START Recorded data
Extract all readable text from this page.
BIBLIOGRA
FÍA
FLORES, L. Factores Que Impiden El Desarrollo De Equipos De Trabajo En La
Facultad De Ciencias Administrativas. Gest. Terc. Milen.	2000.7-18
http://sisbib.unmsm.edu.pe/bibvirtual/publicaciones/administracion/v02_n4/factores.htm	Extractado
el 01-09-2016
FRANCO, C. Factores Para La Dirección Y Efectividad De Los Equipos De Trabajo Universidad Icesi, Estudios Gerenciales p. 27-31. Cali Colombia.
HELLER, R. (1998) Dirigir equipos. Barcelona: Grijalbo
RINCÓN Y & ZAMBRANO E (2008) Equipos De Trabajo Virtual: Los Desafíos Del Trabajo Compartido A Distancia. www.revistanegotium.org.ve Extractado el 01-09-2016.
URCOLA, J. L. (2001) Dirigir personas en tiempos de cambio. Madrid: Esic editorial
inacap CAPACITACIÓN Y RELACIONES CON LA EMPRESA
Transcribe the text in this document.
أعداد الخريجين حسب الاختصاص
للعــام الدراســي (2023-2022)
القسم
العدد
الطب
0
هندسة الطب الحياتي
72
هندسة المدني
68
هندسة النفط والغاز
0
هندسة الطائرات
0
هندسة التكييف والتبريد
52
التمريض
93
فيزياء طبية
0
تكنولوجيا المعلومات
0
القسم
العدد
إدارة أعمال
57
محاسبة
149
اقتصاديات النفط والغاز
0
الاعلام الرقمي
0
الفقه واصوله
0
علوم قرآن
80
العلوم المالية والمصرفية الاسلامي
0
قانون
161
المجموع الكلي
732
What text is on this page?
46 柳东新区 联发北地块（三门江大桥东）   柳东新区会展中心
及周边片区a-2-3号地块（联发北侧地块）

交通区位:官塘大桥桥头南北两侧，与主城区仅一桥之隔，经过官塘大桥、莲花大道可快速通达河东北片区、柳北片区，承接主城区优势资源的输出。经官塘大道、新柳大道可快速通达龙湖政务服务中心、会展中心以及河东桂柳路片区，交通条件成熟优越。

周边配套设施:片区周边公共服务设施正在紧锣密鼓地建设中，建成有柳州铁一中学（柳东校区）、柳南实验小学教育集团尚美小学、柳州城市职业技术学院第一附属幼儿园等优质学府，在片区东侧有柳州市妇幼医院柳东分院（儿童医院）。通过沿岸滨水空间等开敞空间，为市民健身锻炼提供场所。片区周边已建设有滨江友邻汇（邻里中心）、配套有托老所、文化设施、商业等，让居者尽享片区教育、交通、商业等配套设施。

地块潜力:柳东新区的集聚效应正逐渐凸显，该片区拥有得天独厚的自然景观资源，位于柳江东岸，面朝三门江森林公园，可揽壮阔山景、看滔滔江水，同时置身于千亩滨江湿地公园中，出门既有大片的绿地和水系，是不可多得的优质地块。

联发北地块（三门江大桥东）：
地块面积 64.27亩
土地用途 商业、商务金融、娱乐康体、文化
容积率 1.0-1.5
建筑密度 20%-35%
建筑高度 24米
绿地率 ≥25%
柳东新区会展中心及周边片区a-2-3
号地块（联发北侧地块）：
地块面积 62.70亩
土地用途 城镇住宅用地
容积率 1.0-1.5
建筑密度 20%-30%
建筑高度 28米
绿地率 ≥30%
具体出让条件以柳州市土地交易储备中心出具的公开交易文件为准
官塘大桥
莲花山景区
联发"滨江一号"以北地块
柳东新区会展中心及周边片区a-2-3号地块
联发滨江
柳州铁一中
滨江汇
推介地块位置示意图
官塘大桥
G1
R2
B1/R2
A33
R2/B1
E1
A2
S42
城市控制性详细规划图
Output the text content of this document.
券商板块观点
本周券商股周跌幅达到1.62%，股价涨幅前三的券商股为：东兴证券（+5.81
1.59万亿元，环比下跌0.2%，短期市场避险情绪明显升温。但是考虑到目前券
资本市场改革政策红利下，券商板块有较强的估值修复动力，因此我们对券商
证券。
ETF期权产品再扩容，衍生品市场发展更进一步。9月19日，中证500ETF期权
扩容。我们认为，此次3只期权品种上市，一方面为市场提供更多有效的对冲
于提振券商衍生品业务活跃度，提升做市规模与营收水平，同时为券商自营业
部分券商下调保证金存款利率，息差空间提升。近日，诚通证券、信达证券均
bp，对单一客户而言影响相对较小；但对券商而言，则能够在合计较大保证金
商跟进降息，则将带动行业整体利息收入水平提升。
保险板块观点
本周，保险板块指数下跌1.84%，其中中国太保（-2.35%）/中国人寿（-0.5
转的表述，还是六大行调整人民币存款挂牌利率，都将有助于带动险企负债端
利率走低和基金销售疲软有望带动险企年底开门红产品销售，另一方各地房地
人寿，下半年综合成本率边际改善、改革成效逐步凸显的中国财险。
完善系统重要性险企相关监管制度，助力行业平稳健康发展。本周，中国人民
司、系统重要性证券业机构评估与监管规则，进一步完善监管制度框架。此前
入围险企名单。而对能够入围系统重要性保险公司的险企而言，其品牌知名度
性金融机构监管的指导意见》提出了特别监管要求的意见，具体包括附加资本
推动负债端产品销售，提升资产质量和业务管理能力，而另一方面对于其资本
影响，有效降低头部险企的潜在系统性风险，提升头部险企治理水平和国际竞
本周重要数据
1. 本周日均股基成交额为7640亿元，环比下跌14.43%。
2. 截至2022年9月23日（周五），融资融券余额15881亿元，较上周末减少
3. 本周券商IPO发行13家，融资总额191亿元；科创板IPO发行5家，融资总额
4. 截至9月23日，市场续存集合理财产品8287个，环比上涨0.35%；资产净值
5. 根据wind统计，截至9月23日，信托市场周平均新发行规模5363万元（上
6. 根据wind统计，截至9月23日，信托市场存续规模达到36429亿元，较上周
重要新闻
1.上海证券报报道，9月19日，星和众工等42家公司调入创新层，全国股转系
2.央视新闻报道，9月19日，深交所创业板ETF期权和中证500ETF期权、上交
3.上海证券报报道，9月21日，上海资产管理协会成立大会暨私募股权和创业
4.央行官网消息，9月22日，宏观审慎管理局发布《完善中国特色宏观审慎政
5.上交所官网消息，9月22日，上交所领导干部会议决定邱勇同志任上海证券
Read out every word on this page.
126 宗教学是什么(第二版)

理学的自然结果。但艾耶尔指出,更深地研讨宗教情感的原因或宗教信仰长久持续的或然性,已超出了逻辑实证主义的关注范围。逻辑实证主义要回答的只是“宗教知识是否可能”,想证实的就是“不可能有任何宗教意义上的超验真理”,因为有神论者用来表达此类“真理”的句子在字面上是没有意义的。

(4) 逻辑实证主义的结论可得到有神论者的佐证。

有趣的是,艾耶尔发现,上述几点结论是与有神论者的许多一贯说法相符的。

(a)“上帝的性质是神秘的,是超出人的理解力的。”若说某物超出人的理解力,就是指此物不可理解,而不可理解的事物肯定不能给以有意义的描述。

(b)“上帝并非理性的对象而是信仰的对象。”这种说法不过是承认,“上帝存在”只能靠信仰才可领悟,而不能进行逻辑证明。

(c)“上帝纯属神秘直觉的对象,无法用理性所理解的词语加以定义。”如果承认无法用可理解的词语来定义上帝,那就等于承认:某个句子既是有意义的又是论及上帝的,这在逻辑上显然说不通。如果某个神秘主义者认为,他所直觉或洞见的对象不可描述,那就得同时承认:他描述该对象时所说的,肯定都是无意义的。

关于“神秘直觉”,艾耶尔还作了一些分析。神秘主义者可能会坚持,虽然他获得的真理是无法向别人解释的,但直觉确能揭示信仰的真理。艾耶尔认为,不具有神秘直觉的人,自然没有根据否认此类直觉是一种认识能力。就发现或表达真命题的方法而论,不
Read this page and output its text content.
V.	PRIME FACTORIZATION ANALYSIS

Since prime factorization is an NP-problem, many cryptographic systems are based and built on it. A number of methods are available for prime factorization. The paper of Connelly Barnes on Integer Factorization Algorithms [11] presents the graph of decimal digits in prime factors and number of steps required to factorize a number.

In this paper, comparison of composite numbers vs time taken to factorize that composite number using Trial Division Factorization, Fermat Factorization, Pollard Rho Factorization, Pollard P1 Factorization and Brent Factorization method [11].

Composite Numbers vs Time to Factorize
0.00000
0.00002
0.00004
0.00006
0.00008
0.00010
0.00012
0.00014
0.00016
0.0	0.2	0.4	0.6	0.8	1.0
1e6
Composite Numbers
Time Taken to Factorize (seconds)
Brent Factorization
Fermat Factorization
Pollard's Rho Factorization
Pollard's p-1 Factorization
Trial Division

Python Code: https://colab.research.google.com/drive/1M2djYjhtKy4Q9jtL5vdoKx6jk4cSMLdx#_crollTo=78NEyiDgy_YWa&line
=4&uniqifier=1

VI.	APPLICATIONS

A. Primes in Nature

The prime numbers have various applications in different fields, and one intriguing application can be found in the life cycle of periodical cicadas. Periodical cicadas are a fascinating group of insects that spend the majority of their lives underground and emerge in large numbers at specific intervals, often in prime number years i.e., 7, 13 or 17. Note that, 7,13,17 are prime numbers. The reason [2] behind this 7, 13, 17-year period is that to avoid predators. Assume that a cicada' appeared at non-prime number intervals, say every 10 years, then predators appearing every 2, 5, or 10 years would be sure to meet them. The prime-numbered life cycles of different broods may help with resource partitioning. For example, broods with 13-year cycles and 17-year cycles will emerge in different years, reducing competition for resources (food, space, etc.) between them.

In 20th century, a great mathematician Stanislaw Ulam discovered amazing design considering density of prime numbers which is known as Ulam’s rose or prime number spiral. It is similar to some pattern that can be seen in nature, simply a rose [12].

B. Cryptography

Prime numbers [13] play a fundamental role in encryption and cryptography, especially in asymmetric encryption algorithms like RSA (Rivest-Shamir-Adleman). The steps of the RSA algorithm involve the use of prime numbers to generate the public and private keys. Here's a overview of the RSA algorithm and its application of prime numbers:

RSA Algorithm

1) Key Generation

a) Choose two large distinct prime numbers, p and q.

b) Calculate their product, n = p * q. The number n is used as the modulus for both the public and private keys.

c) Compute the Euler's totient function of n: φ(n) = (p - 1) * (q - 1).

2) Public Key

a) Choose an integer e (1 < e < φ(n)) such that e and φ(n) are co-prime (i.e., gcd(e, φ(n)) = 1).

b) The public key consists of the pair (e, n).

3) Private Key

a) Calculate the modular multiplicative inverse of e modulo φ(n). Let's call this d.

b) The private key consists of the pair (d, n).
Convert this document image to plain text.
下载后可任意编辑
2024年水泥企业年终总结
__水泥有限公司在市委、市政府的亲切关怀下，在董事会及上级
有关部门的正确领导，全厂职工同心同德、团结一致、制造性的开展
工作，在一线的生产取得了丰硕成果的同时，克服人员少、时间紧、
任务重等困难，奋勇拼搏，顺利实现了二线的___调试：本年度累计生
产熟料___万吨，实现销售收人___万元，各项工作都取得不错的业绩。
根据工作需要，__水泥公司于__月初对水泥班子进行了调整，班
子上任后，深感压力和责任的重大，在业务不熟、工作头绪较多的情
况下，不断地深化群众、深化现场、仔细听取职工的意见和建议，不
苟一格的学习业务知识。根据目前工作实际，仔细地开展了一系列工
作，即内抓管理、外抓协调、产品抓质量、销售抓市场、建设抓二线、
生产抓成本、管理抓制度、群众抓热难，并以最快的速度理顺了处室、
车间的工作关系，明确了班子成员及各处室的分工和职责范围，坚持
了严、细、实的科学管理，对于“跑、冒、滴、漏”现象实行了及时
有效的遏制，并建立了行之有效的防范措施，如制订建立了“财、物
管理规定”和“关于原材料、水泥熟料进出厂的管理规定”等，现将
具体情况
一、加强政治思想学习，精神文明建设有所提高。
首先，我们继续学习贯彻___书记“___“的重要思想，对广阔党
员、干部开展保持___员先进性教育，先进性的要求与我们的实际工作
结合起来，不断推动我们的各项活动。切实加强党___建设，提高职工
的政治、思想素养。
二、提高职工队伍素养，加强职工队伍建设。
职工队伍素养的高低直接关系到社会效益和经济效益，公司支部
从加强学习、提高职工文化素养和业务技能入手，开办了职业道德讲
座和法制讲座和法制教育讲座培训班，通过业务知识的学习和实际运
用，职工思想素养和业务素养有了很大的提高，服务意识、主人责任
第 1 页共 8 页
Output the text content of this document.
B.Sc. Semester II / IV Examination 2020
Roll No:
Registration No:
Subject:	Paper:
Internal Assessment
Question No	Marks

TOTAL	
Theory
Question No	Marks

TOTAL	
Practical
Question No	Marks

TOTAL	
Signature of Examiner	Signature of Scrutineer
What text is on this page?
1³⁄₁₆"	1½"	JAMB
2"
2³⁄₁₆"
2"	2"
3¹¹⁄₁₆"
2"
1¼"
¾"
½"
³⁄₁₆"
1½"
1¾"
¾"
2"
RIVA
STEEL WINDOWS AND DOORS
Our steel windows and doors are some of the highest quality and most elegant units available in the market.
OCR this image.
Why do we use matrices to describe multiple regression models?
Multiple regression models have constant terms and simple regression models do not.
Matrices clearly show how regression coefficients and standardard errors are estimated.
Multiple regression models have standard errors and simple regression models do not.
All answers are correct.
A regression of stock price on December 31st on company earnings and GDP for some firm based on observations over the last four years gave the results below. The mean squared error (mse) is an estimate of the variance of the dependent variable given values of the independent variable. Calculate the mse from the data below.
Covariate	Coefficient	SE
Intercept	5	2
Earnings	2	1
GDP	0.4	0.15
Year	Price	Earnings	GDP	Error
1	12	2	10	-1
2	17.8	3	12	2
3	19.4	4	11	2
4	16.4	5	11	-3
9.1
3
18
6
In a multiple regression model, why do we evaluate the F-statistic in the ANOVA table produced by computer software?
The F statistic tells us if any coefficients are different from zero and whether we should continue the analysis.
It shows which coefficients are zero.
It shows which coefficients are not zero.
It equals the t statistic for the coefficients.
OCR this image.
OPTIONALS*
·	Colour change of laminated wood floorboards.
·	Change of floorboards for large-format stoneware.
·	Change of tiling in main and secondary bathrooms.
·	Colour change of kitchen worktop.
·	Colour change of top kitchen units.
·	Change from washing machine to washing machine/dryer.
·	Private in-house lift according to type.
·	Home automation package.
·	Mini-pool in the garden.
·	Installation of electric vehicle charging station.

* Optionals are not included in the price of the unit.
END Recorded data
Instructions to follow:
Read through the data and copy every line where "Choose" shows up.

Problem solution:
a) Choose two large distinct prime numbers, p and q.
a) Choose an integer e (1 < e < φ(n)) such that e and φ(n) are co-prime (i.e., gcd(e, φ(n)) = 1).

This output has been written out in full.